◆ EXERCISE PROMPT ◆
Exclude any images and output the remaining records exactly.
###
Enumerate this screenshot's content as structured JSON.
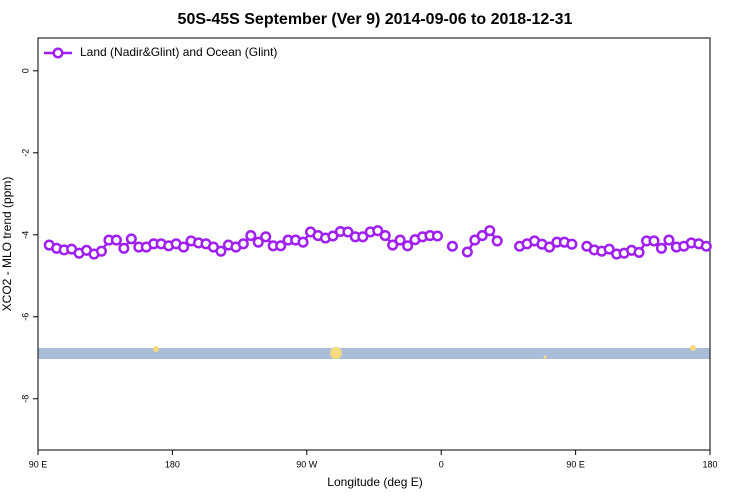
{
  "chart_data": {
    "type": "line",
    "title": "50S-45S September (Ver 9)   2014-09-06 to 2018-12-31",
    "xlabel": "Longitude (deg E)",
    "ylabel": "XCO2 - MLO trend (ppm)",
    "xlim": [
      90,
      540
    ],
    "ylim": [
      -9.25,
      0.8
    ],
    "xticks": [
      {
        "value": 90,
        "label": "90 E"
      },
      {
        "value": 180,
        "label": "180"
      },
      {
        "value": 270,
        "label": "90 W"
      },
      {
        "value": 360,
        "label": "0"
      },
      {
        "value": 450,
        "label": "90 E"
      },
      {
        "value": 540,
        "label": "180"
      }
    ],
    "yticks": [
      0,
      -2,
      -4,
      -6,
      -8
    ],
    "legend": "top-left",
    "x": [
      97.5,
      102.5,
      107.5,
      112.5,
      117.5,
      122.5,
      127.5,
      132.5,
      137.5,
      142.5,
      147.5,
      152.5,
      157.5,
      162.5,
      167.5,
      172.5,
      177.5,
      182.5,
      187.5,
      192.5,
      197.5,
      202.5,
      207.5,
      212.5,
      217.5,
      222.5,
      227.5,
      232.5,
      237.5,
      242.5,
      247.5,
      252.5,
      257.5,
      262.5,
      267.5,
      272.5,
      277.5,
      282.5,
      287.5,
      292.5,
      297.5,
      302.5,
      307.5,
      312.5,
      317.5,
      322.5,
      327.5,
      332.5,
      337.5,
      342.5,
      347.5,
      352.5,
      357.5,
      362.5,
      367.5,
      372.5,
      377.5,
      382.5,
      387.5,
      392.5,
      397.5,
      402.5,
      407.5,
      412.5,
      417.5,
      422.5,
      427.5,
      432.5,
      437.5,
      442.5,
      447.5,
      452.5,
      457.5,
      462.5,
      467.5,
      472.5,
      477.5,
      482.5,
      487.5,
      492.5,
      497.5,
      502.5,
      507.5,
      512.5,
      517.5,
      522.5,
      527.5,
      532.5,
      537.5
    ],
    "series": [
      {
        "name": "Land (Nadir&Glint) and Ocean (Glint)",
        "color": "#a020f0",
        "values": [
          -4.25,
          -4.33,
          -4.37,
          -4.35,
          -4.45,
          -4.38,
          -4.47,
          -4.4,
          -4.13,
          -4.13,
          -4.33,
          -4.1,
          -4.3,
          -4.3,
          -4.22,
          -4.22,
          -4.27,
          -4.22,
          -4.3,
          -4.15,
          -4.2,
          -4.22,
          -4.3,
          -4.4,
          -4.25,
          -4.3,
          -4.22,
          -4.02,
          -4.18,
          -4.05,
          -4.27,
          -4.27,
          -4.13,
          -4.13,
          -4.18,
          -3.93,
          -4.02,
          -4.08,
          -4.03,
          -3.92,
          -3.93,
          -4.05,
          -4.05,
          -3.93,
          -3.9,
          -4.02,
          -4.25,
          -4.13,
          -4.27,
          -4.12,
          -4.05,
          -4.02,
          -4.03,
          null,
          -4.28,
          null,
          -4.42,
          -4.13,
          -4.02,
          -3.9,
          -4.15,
          null,
          null,
          -4.28,
          -4.22,
          -4.15,
          -4.23,
          -4.3,
          -4.18,
          -4.18,
          -4.23,
          null,
          -4.28,
          -4.37,
          -4.4,
          -4.35,
          -4.47,
          -4.45,
          -4.38,
          -4.43,
          -4.15,
          -4.15,
          -4.33,
          -4.13,
          -4.3,
          -4.28,
          -4.2,
          -4.22,
          -4.28
        ]
      }
    ]
  }
}
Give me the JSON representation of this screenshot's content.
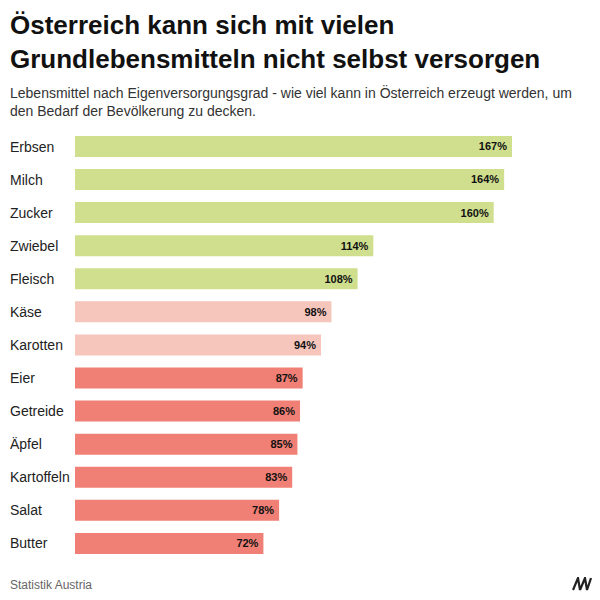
{
  "chart_data": {
    "type": "bar",
    "orientation": "horizontal",
    "title": "Österreich kann sich mit vielen Grundlebensmitteln nicht selbst versorgen",
    "subtitle": "Lebensmittel nach Eigenversorgungsgrad - wie viel kann in Österreich erzeugt werden, um den Bedarf der Bevölkerung zu decken.",
    "source": "Statistik Austria",
    "categories": [
      "Erbsen",
      "Milch",
      "Zucker",
      "Zwiebel",
      "Fleisch",
      "Käse",
      "Karotten",
      "Eier",
      "Getreide",
      "Äpfel",
      "Kartoffeln",
      "Salat",
      "Butter"
    ],
    "values": [
      167,
      164,
      160,
      114,
      108,
      98,
      94,
      87,
      86,
      85,
      83,
      78,
      72
    ],
    "value_labels": [
      "167%",
      "164%",
      "160%",
      "114%",
      "108%",
      "98%",
      "94%",
      "87%",
      "86%",
      "85%",
      "83%",
      "78%",
      "72%"
    ],
    "colors": [
      "#cfdf8e",
      "#cfdf8e",
      "#cfdf8e",
      "#cfdf8e",
      "#cfdf8e",
      "#f6c5bc",
      "#f6c5bc",
      "#f08075",
      "#f08075",
      "#f08075",
      "#f08075",
      "#f08075",
      "#f08075"
    ],
    "data_labels": true,
    "tick_labels": "y",
    "grid": false
  }
}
###
◆ EXERCISE SOLUTION ◆
Enumerate this screenshot's content as structured JSON.
{
  "chart_data": {
    "type": "line",
    "title": "50S-45S September (Ver 9)   2014-09-06 to 2018-12-31",
    "xlabel": "Longitude (deg E)",
    "ylabel": "XCO2 - MLO trend (ppm)",
    "xlim": [
      90,
      540
    ],
    "ylim": [
      -9.25,
      0.8
    ],
    "xticks": [
      {
        "value": 90,
        "label": "90 E"
      },
      {
        "value": 180,
        "label": "180"
      },
      {
        "value": 270,
        "label": "90 W"
      },
      {
        "value": 360,
        "label": "0"
      },
      {
        "value": 450,
        "label": "90 E"
      },
      {
        "value": 540,
        "label": "180"
      }
    ],
    "yticks": [
      0,
      -2,
      -4,
      -6,
      -8
    ],
    "legend": "top-left",
    "x": [
      97.5,
      102.5,
      107.5,
      112.5,
      117.5,
      122.5,
      127.5,
      132.5,
      137.5,
      142.5,
      147.5,
      152.5,
      157.5,
      162.5,
      167.5,
      172.5,
      177.5,
      182.5,
      187.5,
      192.5,
      197.5,
      202.5,
      207.5,
      212.5,
      217.5,
      222.5,
      227.5,
      232.5,
      237.5,
      242.5,
      247.5,
      252.5,
      257.5,
      262.5,
      267.5,
      272.5,
      277.5,
      282.5,
      287.5,
      292.5,
      297.5,
      302.5,
      307.5,
      312.5,
      317.5,
      322.5,
      327.5,
      332.5,
      337.5,
      342.5,
      347.5,
      352.5,
      357.5,
      362.5,
      367.5,
      372.5,
      377.5,
      382.5,
      387.5,
      392.5,
      397.5,
      402.5,
      407.5,
      412.5,
      417.5,
      422.5,
      427.5,
      432.5,
      437.5,
      442.5,
      447.5,
      452.5,
      457.5,
      462.5,
      467.5,
      472.5,
      477.5,
      482.5,
      487.5,
      492.5,
      497.5,
      502.5,
      507.5,
      512.5,
      517.5,
      522.5,
      527.5,
      532.5,
      537.5
    ],
    "series": [
      {
        "name": "Land (Nadir&Glint) and Ocean (Glint)",
        "color": "#a020f0",
        "values": [
          -4.25,
          -4.33,
          -4.37,
          -4.35,
          -4.45,
          -4.38,
          -4.47,
          -4.4,
          -4.13,
          -4.13,
          -4.33,
          -4.1,
          -4.3,
          -4.3,
          -4.22,
          -4.22,
          -4.27,
          -4.22,
          -4.3,
          -4.15,
          -4.2,
          -4.22,
          -4.3,
          -4.4,
          -4.25,
          -4.3,
          -4.22,
          -4.02,
          -4.18,
          -4.05,
          -4.27,
          -4.27,
          -4.13,
          -4.13,
          -4.18,
          -3.93,
          -4.02,
          -4.08,
          -4.03,
          -3.92,
          -3.93,
          -4.05,
          -4.05,
          -3.93,
          -3.9,
          -4.02,
          -4.25,
          -4.13,
          -4.27,
          -4.12,
          -4.05,
          -4.02,
          -4.03,
          null,
          -4.28,
          null,
          -4.42,
          -4.13,
          -4.02,
          -3.9,
          -4.15,
          null,
          null,
          -4.28,
          -4.22,
          -4.15,
          -4.23,
          -4.3,
          -4.18,
          -4.18,
          -4.23,
          null,
          -4.28,
          -4.37,
          -4.4,
          -4.35,
          -4.47,
          -4.45,
          -4.38,
          -4.43,
          -4.15,
          -4.15,
          -4.33,
          -4.13,
          -4.3,
          -4.28,
          -4.2,
          -4.22,
          -4.28
        ]
      }
    ]
  }
}
Give me the JSON representation of this screenshot's content.
{
  "chart_data": {
    "type": "bar",
    "orientation": "horizontal",
    "title": "Österreich kann sich mit vielen Grundlebensmitteln nicht selbst versorgen",
    "subtitle": "Lebensmittel nach Eigenversorgungsgrad - wie viel kann in Österreich erzeugt werden, um den Bedarf der Bevölkerung zu decken.",
    "source": "Statistik Austria",
    "categories": [
      "Erbsen",
      "Milch",
      "Zucker",
      "Zwiebel",
      "Fleisch",
      "Käse",
      "Karotten",
      "Eier",
      "Getreide",
      "Äpfel",
      "Kartoffeln",
      "Salat",
      "Butter"
    ],
    "values": [
      167,
      164,
      160,
      114,
      108,
      98,
      94,
      87,
      86,
      85,
      83,
      78,
      72
    ],
    "value_labels": [
      "167%",
      "164%",
      "160%",
      "114%",
      "108%",
      "98%",
      "94%",
      "87%",
      "86%",
      "85%",
      "83%",
      "78%",
      "72%"
    ],
    "colors": [
      "#cfdf8e",
      "#cfdf8e",
      "#cfdf8e",
      "#cfdf8e",
      "#cfdf8e",
      "#f6c5bc",
      "#f6c5bc",
      "#f08075",
      "#f08075",
      "#f08075",
      "#f08075",
      "#f08075",
      "#f08075"
    ],
    "data_labels": true,
    "tick_labels": "y",
    "grid": false
  }
}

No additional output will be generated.